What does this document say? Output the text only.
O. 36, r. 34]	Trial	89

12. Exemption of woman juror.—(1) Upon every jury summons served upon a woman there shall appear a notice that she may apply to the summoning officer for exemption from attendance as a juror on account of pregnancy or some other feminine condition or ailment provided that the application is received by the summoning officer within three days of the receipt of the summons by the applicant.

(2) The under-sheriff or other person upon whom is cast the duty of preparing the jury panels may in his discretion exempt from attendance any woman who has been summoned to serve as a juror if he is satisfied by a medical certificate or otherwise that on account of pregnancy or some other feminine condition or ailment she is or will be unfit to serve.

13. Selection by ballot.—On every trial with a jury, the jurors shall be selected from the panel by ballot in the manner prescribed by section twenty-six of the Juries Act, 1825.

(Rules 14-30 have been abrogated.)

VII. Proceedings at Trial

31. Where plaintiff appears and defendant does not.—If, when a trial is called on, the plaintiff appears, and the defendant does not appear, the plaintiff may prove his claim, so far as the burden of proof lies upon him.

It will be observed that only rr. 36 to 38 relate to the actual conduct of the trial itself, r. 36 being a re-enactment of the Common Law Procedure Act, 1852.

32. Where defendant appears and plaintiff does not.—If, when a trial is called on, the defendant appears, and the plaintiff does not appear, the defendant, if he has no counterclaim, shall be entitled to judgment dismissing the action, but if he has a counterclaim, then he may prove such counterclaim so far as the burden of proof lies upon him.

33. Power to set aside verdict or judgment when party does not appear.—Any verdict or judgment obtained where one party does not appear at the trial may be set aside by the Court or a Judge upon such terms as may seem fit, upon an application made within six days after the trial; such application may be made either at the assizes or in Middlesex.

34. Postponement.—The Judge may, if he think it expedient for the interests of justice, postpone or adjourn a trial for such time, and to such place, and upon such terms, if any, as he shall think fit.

# # #

Find each line in the records holding the string "only" and show it.

What does this document say? Output the text only.
It will be observed that only rr. 36 to 38 relate to the actual conduct of the trial itself, r. 36 being a re-enactment of the Common Law Procedure Act, 1852.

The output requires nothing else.